TEXTE DE LECTURE:
• • • • • • •
Israa connait bien Marie-Ève, puisque ses sœurs sont également passées par sa classe. L’élève âgée de 13 ans a quitté la Syrie avec sa famille il y a sept ans, en raison de la guerre. C’est sa deuxième année avec Marie-Ève. « J’aime beaucoup sa classe. J’ai aussi appris plein de choses de mes amis. On a gouté à de la nourriture africaine ou de la Colombie. J’ai appris des danses et des chansons africaines. J’ai trop aimé », dit-elle.
La transition vers le régulier et la maîtrise de la langue française créent toutefois de l’inquiétude chez les élèves. « J’ai peur d’aller au régulier. J’aimerais passer plus d’années avec Marie-Ève », souligne Israa. Sa camarade de classe, Leatitia, était particulièrement nerveuse à son arrivée à la polyvalente. Encore aujourd’hui, le français la « stresse » beaucoup, affirme-t-elle.
La transition, un moment insécurisant
Cette crainte exprimée par les élèves est bien documentée, nous dit Kristel Tardif-Grenier, professeure au Département de psychoéducation et de psychologie à l’UQO. Ses recherches se penchent notamment sur la résilience et le bien-être psychologique des jeunes issus de l’immigration. Pour maîtriser parfaitement une nouvelle langue, ça prend sept ans, souligne Mme Tardif-Grenier. « C’est normal que les élèves se sentent insécures. Lorsqu’ils font la transition, ils ont passé un an ou deux en classe d’accueil. Donc ils ne comprennent pas toutes les subtilités de la langue. »
Également, la classe d’accueil offre un milieu sécurisant. « Le mot le dit : ce n’est pas juste une classe de francisation, il y a aussi un accueil, une sensibilité particulière à ce qu’ils vivent. Ils sont aussi entourés d’élèves qui vivent des choses similaires », explique Kristel Tardif-Grenier. Les enseignants en francisation sont formés pour tenir compte des réalités hétérogènes de leurs élèves. Mais une fois au régulier, ils deviennent un élève parmi d’autres. Les enseignants n’ont pas nécessairement de formation particulière pour les accompagner et ils sont entourés de jeunes dont la langue maternelle est majoritairement le français.
• • • • • • •
CONSIGNE:
Restituez mot pour mot le passage du texte sur la classe d'accueil qui va de « Également, la classe » jusqu'à « majoritairement le français. ». Les lignes qui viennent forment un matériau distinct du texte.
• • • • • • •
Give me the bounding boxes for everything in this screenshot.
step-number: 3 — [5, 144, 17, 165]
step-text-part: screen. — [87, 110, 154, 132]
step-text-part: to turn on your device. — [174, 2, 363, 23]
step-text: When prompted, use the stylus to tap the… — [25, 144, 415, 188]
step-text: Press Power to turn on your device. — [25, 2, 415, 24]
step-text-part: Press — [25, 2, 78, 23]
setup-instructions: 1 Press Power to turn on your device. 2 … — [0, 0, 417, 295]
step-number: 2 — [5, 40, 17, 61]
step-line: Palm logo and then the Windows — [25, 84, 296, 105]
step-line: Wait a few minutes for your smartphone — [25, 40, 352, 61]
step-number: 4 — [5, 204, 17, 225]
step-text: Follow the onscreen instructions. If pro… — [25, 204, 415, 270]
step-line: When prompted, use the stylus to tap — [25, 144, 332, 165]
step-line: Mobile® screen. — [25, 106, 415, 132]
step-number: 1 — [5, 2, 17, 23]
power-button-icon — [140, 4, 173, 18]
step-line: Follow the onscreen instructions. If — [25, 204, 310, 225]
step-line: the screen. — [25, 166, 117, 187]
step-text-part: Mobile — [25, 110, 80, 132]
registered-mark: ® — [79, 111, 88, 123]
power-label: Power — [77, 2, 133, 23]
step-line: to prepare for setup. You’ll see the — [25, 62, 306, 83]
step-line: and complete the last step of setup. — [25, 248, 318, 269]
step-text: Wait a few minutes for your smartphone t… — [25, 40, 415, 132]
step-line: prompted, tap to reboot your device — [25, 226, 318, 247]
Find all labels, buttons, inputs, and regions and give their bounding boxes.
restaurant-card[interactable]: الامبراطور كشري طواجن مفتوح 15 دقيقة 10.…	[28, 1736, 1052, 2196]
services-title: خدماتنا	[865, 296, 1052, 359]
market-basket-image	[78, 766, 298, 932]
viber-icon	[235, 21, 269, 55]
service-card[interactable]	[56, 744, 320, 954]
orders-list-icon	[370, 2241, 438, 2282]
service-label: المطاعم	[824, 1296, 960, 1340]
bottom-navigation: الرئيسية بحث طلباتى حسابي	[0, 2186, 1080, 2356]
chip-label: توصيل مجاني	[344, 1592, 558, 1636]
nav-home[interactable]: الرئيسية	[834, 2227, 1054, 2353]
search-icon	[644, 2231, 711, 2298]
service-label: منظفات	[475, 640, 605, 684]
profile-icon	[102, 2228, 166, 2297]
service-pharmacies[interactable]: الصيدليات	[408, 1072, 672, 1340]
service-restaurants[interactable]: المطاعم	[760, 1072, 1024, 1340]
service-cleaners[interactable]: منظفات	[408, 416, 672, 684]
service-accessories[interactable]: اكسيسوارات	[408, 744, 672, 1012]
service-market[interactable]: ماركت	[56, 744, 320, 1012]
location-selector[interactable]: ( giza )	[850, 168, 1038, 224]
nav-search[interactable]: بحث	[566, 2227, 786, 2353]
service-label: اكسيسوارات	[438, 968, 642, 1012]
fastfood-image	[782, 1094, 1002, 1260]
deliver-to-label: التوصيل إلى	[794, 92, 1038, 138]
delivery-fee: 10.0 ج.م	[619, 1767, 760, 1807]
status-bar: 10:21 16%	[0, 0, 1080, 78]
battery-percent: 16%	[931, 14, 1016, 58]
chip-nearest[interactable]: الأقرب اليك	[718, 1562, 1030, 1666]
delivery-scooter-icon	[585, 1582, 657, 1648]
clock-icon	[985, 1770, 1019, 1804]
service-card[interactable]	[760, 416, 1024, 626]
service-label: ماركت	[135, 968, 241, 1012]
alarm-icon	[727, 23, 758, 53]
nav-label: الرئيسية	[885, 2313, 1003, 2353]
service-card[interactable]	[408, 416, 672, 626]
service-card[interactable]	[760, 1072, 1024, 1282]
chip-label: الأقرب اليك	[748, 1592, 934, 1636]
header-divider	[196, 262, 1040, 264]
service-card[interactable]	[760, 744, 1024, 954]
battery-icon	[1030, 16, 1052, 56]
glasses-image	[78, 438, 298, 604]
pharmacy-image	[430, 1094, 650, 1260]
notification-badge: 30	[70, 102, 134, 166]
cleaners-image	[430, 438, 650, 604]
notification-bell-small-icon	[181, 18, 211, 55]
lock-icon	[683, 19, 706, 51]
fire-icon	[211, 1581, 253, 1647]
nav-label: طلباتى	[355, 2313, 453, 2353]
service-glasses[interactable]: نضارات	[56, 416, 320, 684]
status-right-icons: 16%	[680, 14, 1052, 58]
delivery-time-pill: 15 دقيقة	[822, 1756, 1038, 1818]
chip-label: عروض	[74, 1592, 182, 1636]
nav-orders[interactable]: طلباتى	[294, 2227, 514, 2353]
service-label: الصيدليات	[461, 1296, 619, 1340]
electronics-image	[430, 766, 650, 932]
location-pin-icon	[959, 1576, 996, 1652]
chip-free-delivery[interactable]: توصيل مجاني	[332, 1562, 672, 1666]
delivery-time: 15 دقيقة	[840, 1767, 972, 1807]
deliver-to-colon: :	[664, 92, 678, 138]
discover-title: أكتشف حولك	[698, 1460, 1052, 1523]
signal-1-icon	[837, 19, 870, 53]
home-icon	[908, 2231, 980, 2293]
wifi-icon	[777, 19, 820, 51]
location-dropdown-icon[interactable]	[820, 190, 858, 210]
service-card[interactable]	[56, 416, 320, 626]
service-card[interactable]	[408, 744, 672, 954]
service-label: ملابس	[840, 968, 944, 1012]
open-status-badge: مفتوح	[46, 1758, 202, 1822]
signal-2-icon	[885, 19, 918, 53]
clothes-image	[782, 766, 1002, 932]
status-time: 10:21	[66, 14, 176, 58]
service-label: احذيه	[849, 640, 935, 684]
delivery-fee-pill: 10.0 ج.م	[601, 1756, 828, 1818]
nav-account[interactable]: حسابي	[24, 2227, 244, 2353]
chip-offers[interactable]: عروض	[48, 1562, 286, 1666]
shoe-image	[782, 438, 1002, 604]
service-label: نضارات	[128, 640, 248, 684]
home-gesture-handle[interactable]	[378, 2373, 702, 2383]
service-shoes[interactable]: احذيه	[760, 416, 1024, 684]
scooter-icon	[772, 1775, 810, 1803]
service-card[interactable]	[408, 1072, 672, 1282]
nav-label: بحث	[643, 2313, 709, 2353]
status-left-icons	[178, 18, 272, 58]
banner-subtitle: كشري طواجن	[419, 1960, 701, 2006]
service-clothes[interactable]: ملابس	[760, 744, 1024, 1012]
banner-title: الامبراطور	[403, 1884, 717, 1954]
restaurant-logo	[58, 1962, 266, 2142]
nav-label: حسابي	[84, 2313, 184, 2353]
• • • • • • •
RÉPONSE ATTENDUE:
Également, la classe d’accueil offre un milieu sécurisant. « Le mot le dit : ce n’est pas juste une classe de francisation, il y a aussi un accueil, une sensibilité particulière à ce qu’ils vivent. Ils sont aussi entourés d’élèves qui vivent des choses similaires », explique Kristel Tardif-Grenier. Les enseignants en francisation sont formés pour tenir compte des réalités hétérogènes de leurs élèves. Mais une fois au régulier, ils deviennent un élève parmi d’autres. Les enseignants n’ont pas nécessairement de formation particulière pour les accompagner et ils sont entourés de jeunes dont la langue maternelle est majoritairement le français.